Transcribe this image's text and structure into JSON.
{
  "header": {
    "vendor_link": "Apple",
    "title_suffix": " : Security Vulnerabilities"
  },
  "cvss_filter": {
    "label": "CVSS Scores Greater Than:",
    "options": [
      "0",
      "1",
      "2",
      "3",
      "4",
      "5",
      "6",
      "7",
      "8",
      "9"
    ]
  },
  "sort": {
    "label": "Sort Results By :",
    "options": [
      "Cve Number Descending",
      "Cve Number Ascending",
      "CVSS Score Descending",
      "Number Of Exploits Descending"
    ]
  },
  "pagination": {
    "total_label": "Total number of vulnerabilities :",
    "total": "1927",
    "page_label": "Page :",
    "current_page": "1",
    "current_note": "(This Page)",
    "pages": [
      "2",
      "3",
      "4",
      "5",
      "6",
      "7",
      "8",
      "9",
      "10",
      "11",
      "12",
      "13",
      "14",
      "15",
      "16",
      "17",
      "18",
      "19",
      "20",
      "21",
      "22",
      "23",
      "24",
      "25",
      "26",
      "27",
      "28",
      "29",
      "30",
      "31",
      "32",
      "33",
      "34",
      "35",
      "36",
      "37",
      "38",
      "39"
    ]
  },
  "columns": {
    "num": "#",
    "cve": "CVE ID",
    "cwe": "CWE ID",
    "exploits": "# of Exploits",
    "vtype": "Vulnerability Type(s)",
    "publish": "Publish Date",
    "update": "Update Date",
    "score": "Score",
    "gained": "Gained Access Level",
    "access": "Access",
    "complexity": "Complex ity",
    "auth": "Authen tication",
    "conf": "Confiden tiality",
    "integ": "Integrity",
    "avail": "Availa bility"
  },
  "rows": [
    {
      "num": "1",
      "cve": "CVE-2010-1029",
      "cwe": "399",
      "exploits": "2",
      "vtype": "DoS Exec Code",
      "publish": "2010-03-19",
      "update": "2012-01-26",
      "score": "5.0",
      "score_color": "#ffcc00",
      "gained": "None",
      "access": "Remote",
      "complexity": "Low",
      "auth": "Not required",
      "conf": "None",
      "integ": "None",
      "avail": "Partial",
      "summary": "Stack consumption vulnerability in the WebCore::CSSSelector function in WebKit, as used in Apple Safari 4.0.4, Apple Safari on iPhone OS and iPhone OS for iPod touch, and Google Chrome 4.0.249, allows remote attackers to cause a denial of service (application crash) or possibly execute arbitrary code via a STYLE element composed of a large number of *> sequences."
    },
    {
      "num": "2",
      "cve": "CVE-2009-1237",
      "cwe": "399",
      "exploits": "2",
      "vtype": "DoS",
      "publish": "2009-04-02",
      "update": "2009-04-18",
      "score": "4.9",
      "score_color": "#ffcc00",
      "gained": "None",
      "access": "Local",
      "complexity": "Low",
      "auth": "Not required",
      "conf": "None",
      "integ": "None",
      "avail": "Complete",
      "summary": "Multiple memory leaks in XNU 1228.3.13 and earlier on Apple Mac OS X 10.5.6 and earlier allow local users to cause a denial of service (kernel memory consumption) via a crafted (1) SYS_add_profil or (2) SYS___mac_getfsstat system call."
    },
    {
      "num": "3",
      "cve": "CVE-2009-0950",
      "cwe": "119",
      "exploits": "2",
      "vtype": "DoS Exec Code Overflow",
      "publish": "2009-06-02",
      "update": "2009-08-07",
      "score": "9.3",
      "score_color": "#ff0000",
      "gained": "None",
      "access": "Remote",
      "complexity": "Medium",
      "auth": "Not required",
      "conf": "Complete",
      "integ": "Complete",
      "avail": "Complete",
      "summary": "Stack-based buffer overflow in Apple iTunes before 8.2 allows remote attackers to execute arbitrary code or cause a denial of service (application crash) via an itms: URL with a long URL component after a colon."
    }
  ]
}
:::
### Problem to solve
Out of the preceding entries, pull every line containing the string "complexity".

### Result of this task
    "complexity": "Complex ity",
      "complexity": "Low",
      "complexity": "Low",
      "complexity": "Medium",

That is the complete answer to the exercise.